To be done: Search the listing below for the word "Read" and copy each line that holds it.

Stored rows:

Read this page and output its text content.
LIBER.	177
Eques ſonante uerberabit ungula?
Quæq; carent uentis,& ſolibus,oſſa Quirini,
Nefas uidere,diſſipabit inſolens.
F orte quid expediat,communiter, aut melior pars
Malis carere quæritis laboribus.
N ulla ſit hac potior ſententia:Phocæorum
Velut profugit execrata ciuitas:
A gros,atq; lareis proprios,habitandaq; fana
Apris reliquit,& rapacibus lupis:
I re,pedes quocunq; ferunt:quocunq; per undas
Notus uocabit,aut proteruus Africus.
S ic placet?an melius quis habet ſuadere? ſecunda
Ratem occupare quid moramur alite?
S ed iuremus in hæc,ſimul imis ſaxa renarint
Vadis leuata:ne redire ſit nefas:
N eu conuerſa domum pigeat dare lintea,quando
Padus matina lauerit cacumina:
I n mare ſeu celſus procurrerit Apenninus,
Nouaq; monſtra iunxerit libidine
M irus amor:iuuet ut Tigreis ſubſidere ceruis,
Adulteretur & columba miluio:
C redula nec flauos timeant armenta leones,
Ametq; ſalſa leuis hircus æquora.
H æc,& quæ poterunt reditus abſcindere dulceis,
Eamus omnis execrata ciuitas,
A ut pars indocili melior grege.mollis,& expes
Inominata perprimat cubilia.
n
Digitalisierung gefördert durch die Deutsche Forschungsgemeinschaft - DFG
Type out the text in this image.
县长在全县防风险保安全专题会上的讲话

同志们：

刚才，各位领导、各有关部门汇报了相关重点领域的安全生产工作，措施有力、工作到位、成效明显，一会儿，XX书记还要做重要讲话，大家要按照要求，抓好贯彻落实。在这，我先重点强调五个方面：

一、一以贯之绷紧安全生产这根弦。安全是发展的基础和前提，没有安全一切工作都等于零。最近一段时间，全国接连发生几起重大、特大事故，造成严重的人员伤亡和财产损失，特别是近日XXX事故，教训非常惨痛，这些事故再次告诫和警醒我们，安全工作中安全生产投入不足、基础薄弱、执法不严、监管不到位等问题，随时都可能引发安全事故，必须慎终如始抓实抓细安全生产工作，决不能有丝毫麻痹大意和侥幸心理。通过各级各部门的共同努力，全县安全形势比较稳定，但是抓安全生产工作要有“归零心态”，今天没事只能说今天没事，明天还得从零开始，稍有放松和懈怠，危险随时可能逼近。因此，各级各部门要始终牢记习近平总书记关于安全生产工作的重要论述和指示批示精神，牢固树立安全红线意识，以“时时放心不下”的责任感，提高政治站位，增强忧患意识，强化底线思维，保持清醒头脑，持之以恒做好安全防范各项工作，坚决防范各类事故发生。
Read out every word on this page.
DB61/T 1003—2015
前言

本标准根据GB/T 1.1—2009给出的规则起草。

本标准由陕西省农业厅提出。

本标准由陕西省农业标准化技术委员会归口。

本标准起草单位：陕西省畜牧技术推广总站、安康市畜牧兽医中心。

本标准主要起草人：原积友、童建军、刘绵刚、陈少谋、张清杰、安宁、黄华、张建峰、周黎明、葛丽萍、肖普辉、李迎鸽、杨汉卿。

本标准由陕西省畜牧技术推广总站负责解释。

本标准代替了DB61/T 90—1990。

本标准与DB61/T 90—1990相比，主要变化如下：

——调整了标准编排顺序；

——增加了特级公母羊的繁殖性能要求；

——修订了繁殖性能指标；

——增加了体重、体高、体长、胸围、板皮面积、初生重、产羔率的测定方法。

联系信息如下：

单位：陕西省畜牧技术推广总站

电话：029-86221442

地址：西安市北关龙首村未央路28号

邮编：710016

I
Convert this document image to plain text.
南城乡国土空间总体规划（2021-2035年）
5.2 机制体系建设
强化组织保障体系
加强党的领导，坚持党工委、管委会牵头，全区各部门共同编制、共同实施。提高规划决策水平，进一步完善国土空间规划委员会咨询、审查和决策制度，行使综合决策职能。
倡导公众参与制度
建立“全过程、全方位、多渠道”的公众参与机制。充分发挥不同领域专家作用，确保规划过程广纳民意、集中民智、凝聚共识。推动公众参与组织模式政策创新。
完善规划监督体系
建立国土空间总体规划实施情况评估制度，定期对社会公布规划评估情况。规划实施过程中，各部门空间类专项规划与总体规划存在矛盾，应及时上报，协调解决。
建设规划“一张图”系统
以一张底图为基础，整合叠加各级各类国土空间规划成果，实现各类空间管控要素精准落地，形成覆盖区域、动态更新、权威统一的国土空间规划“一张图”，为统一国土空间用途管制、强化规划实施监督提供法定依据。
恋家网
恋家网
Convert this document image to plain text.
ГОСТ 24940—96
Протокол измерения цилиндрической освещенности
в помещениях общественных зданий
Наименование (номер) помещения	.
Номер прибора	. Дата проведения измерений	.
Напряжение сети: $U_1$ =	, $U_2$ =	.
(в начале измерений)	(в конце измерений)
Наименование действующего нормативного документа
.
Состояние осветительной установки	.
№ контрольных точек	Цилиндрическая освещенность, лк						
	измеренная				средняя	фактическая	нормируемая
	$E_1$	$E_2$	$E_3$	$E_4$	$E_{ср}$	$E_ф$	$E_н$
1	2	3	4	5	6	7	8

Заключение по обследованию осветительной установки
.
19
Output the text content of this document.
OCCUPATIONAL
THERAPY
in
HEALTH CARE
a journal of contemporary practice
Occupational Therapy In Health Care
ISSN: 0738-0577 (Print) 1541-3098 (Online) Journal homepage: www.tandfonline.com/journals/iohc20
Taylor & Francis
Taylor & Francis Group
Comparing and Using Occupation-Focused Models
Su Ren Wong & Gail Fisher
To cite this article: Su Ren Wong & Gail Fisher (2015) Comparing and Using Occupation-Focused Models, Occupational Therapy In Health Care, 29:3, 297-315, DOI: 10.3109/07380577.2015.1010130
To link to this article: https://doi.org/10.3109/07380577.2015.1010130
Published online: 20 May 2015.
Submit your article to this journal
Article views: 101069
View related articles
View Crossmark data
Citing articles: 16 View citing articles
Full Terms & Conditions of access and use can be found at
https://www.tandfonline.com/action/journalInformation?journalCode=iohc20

Expected answer:
Read this page and output its text content.
Read out every word on this page.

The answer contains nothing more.